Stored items
━━━━━━

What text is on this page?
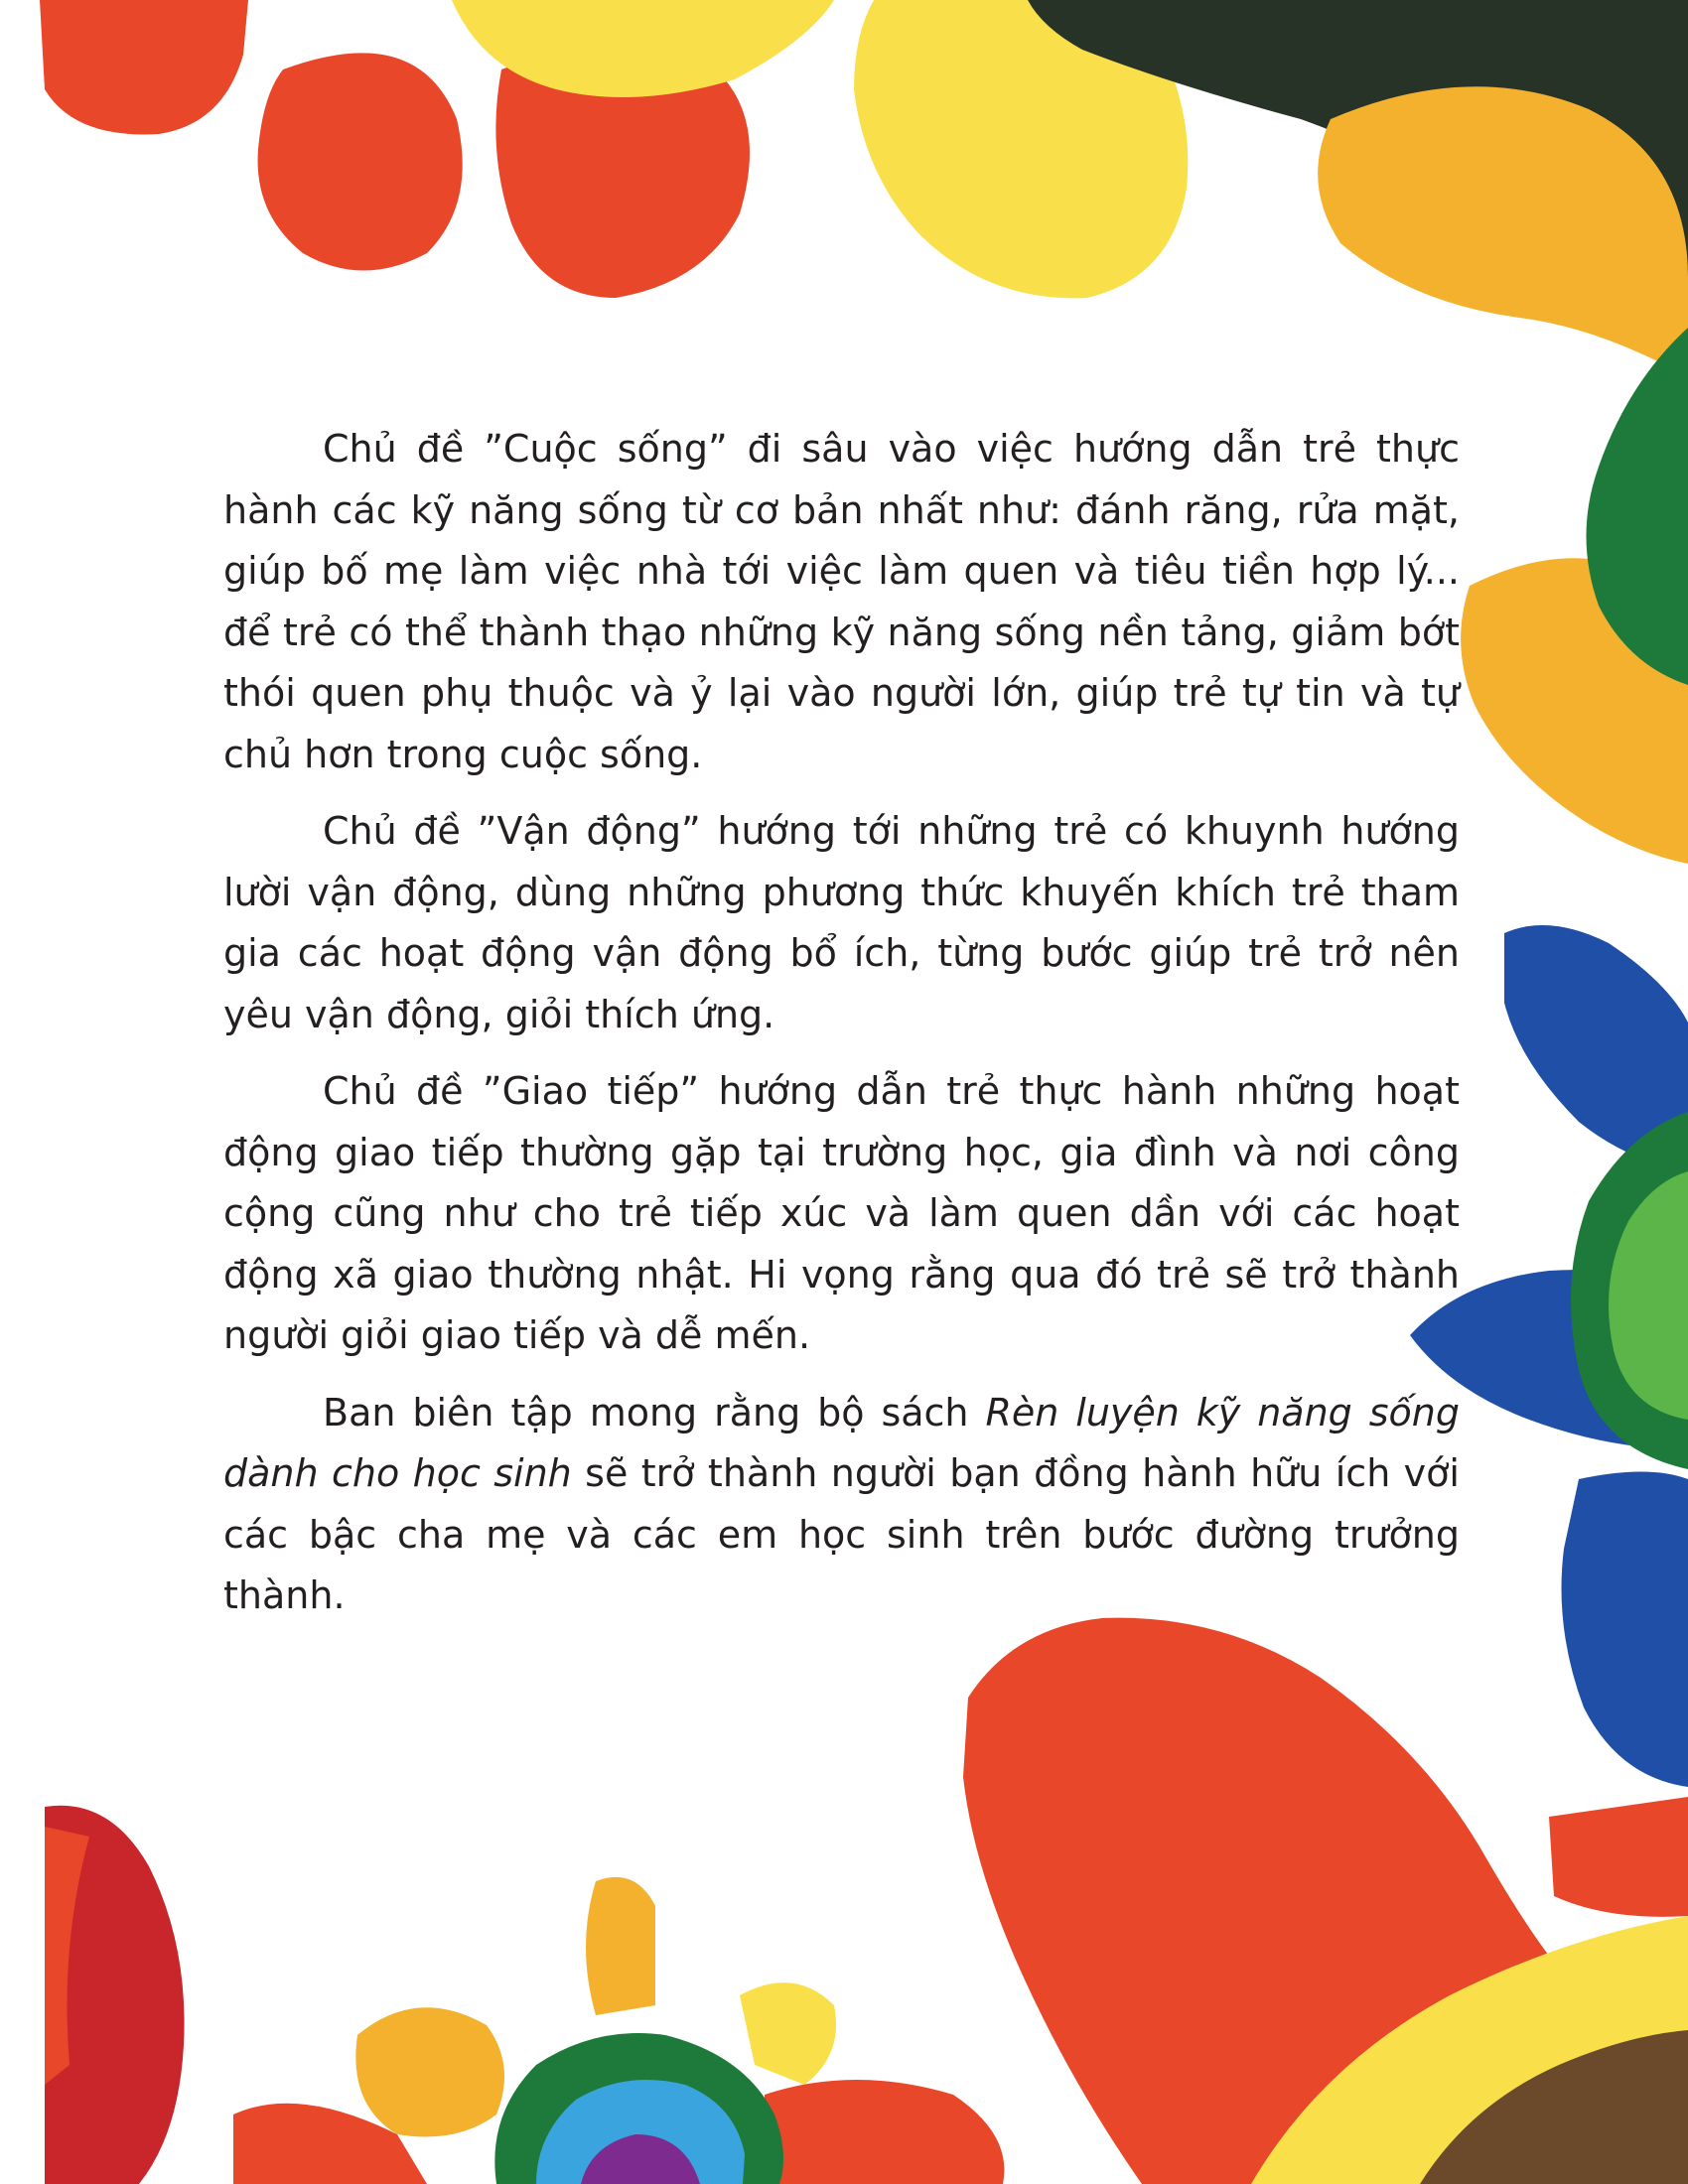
Chủ đề ”Cuộc sống” đi sâu vào việc hướng dẫn trẻ thực hành các kỹ năng sống từ cơ bản nhất như: đánh răng, rửa mặt, giúp bố mẹ làm việc nhà tới việc làm quen và tiêu tiền hợp lý... để trẻ có thể thành thạo những kỹ năng sống nền tảng, giảm bớt thói quen phụ thuộc và ỷ lại vào người lớn, giúp trẻ tự tin và tự chủ hơn trong cuộc sống.

Chủ đề ”Vận động” hướng tới những trẻ có khuynh hướng lười vận động, dùng những phương thức khuyến khích trẻ tham gia các hoạt động vận động bổ ích, từng bước giúp trẻ trở nên yêu vận động, giỏi thích ứng.

Chủ đề ”Giao tiếp” hướng dẫn trẻ thực hành những hoạt động giao tiếp thường gặp tại trường học, gia đình và nơi công cộng cũng như cho trẻ tiếp xúc và làm quen dần với các hoạt động xã giao thường nhật. Hi vọng rằng qua đó trẻ sẽ trở thành người giỏi giao tiếp và dễ mến.

Ban biên tập mong rằng bộ sách Rèn luyện kỹ năng sống dành cho học sinh sẽ trở thành người bạn đồng hành hữu ích với các bậc cha mẹ và các em học sinh trên bước đường trưởng thành.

━━━━━━

Copy out the whole listing exactly, and don't carry over any pictures.

What text is on this page?
Chủ đề ”Cuộc sống” đi sâu vào việc hướng dẫn trẻ thực hành các kỹ năng sống từ cơ bản nhất như: đánh răng, rửa mặt, giúp bố mẹ làm việc nhà tới việc làm quen và tiêu tiền hợp lý... để trẻ có thể thành thạo những kỹ năng sống nền tảng, giảm bớt thói quen phụ thuộc và ỷ lại vào người lớn, giúp trẻ tự tin và tự chủ hơn trong cuộc sống.

Chủ đề ”Vận động” hướng tới những trẻ có khuynh hướng lười vận động, dùng những phương thức khuyến khích trẻ tham gia các hoạt động vận động bổ ích, từng bước giúp trẻ trở nên yêu vận động, giỏi thích ứng.

Chủ đề ”Giao tiếp” hướng dẫn trẻ thực hành những hoạt động giao tiếp thường gặp tại trường học, gia đình và nơi công cộng cũng như cho trẻ tiếp xúc và làm quen dần với các hoạt động xã giao thường nhật. Hi vọng rằng qua đó trẻ sẽ trở thành người giỏi giao tiếp và dễ mến.

Ban biên tập mong rằng bộ sách Rèn luyện kỹ năng sống dành cho học sinh sẽ trở thành người bạn đồng hành hữu ích với các bậc cha mẹ và các em học sinh trên bước đường trưởng thành.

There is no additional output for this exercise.